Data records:
--- Start ---

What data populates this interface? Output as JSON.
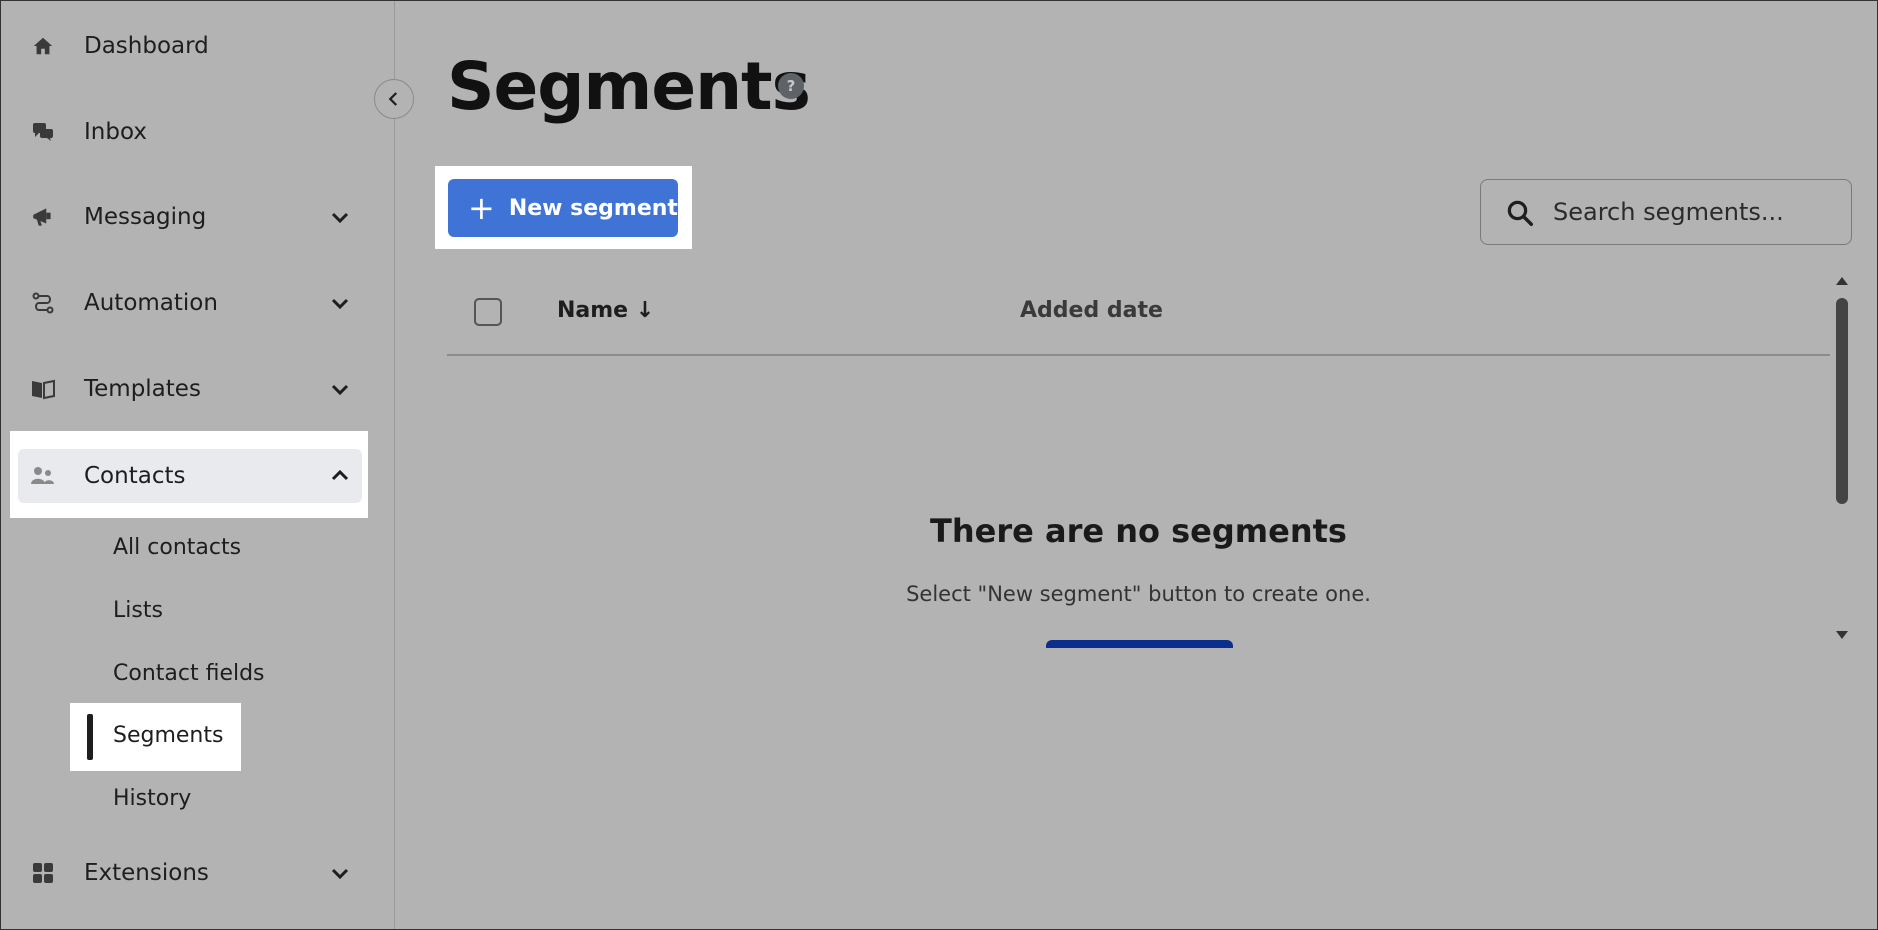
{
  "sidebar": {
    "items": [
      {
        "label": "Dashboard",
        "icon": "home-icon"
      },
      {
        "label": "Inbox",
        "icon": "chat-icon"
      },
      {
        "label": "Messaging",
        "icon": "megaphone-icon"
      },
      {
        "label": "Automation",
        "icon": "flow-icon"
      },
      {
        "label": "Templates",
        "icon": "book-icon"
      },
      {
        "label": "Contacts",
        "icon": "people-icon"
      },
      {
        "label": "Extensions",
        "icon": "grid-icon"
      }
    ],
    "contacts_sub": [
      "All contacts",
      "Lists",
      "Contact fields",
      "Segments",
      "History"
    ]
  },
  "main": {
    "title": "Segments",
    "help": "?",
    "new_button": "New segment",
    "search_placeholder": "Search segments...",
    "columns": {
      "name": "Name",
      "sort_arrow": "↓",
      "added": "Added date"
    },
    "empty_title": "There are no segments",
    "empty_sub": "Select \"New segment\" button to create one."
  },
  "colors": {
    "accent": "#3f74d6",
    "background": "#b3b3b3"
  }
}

--- End ---

INSTRUCTIONS FOR THE TASK => Reproduce each line word for word and drop the pictures.

OUTPUT FOR THIS TASK =>
What data populates this interface? Output as JSON.
{
  "sidebar": {
    "items": [
      {
        "label": "Dashboard",
        "icon": "home-icon"
      },
      {
        "label": "Inbox",
        "icon": "chat-icon"
      },
      {
        "label": "Messaging",
        "icon": "megaphone-icon"
      },
      {
        "label": "Automation",
        "icon": "flow-icon"
      },
      {
        "label": "Templates",
        "icon": "book-icon"
      },
      {
        "label": "Contacts",
        "icon": "people-icon"
      },
      {
        "label": "Extensions",
        "icon": "grid-icon"
      }
    ],
    "contacts_sub": [
      "All contacts",
      "Lists",
      "Contact fields",
      "Segments",
      "History"
    ]
  },
  "main": {
    "title": "Segments",
    "help": "?",
    "new_button": "New segment",
    "search_placeholder": "Search segments...",
    "columns": {
      "name": "Name",
      "sort_arrow": "↓",
      "added": "Added date"
    },
    "empty_title": "There are no segments",
    "empty_sub": "Select \"New segment\" button to create one."
  },
  "colors": {
    "accent": "#3f74d6",
    "background": "#b3b3b3"
  }
}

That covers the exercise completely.